▶ _YOUR INSTRUCTIONS_:
Search the material for the word "toàn" and copy each line that holds it.
## start DATA EXTRACT
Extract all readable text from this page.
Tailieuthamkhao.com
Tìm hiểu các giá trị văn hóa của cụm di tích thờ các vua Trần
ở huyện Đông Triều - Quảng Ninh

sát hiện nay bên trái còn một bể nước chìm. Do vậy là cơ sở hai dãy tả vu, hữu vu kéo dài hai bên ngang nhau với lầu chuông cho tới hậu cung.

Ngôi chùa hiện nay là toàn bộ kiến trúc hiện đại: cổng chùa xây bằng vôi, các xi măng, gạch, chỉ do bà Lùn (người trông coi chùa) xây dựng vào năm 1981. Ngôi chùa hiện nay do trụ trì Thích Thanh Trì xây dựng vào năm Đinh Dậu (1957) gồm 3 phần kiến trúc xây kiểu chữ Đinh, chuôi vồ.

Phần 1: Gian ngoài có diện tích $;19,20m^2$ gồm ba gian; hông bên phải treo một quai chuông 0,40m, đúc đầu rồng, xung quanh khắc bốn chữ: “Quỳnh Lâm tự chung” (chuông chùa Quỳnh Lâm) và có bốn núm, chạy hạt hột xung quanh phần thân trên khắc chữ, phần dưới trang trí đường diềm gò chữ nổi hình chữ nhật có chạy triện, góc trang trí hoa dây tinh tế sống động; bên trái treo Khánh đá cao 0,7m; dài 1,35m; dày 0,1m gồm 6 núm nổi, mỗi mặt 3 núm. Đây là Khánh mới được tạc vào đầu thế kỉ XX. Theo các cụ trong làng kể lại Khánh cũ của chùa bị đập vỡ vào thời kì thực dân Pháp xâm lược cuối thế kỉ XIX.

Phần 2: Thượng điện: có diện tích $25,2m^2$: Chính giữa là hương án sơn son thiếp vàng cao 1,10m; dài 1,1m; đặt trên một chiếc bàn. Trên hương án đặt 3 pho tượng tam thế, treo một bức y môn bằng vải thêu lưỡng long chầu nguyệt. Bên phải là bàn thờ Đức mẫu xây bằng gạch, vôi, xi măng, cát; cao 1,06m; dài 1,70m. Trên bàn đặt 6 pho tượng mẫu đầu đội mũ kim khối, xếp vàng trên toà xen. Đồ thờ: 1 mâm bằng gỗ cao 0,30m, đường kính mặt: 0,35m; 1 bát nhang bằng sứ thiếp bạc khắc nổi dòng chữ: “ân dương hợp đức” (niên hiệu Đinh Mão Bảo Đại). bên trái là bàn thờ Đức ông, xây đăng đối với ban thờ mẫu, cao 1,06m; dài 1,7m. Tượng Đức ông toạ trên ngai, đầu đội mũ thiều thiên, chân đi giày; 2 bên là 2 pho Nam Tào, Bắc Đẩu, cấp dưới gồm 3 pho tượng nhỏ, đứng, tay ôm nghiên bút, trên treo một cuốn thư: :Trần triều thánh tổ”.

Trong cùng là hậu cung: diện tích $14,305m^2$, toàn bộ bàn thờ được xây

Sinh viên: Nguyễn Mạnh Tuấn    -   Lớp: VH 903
## end DATA EXTRACT
## start DATA EXTRACT
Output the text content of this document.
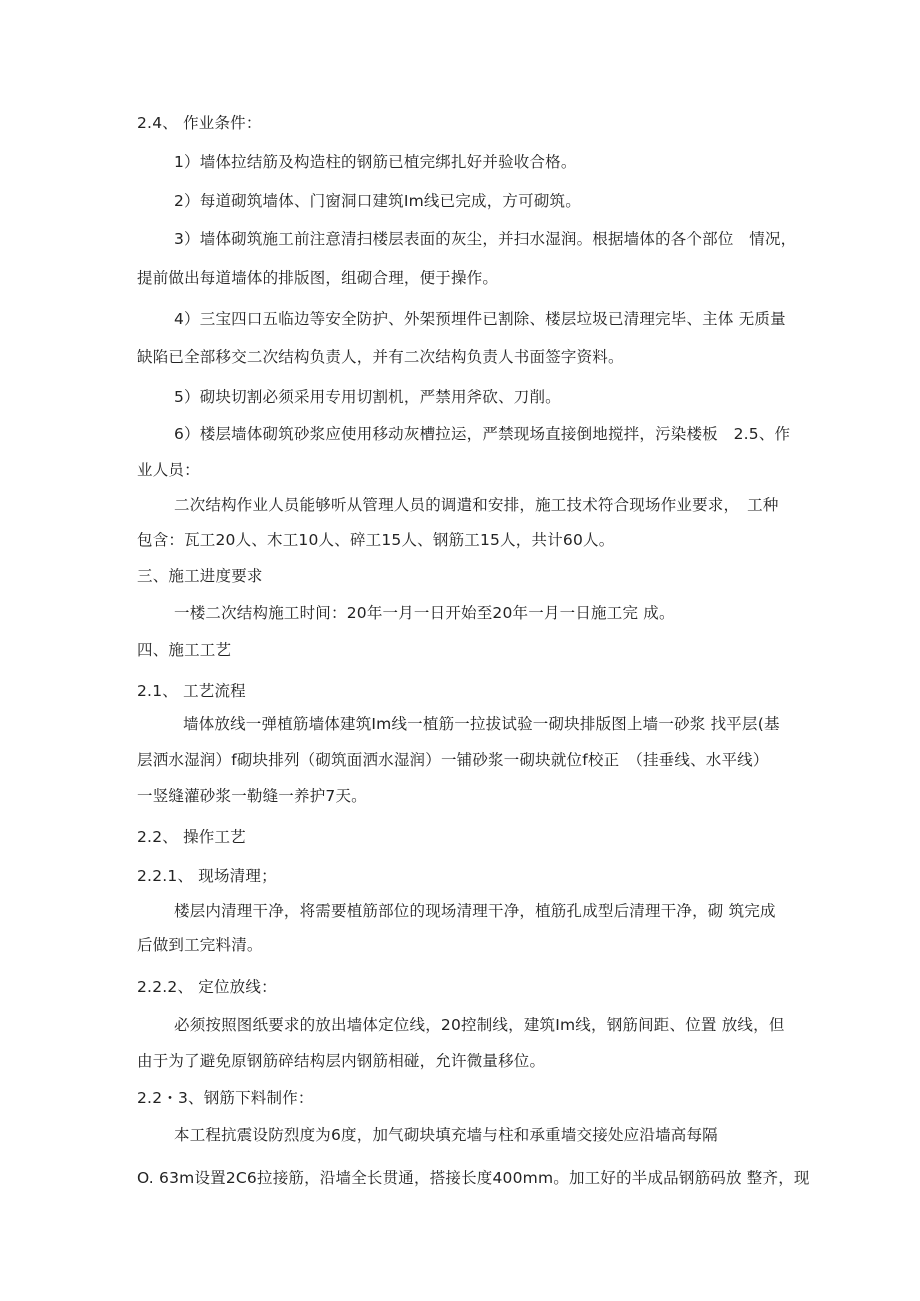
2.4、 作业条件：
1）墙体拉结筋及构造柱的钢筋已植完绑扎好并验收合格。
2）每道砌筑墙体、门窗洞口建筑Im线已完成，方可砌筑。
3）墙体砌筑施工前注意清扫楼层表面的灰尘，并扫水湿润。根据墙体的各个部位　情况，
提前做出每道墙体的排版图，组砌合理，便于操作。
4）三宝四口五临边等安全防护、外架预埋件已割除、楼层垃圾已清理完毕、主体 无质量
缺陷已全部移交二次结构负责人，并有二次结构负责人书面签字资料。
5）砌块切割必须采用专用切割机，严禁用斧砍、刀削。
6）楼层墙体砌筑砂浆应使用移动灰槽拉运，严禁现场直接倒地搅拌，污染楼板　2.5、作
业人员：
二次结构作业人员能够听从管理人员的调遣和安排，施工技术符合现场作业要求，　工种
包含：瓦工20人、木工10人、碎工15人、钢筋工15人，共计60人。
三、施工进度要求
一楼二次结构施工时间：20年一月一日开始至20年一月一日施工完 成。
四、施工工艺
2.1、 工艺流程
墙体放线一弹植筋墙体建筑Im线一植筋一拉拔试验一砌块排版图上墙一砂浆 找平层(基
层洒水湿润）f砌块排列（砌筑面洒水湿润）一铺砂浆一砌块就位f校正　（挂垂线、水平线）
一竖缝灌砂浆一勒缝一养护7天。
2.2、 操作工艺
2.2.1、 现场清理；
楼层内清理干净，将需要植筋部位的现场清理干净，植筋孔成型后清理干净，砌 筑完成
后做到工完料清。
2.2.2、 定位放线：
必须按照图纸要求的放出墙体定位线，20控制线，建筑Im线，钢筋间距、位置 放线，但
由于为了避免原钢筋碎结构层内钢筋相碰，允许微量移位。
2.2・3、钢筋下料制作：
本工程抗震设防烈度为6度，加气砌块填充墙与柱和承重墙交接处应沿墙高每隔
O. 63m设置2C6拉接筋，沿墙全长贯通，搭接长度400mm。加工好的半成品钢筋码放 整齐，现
## end DATA EXTRACT
▶ _THE RESULT_:
Ngôi chùa hiện nay là toàn bộ kiến trúc hiện đại: cổng chùa xây bằng vôi, các xi măng, gạch, chỉ do bà Lùn (người trông coi chùa) xây dựng vào năm 1981. Ngôi chùa hiện nay do trụ trì Thích Thanh Trì xây dựng vào năm Đinh Dậu (1957) gồm 3 phần kiến trúc xây kiểu chữ Đinh, chuôi vồ.
Trong cùng là hậu cung: diện tích $14,305m^2$, toàn bộ bàn thờ được xây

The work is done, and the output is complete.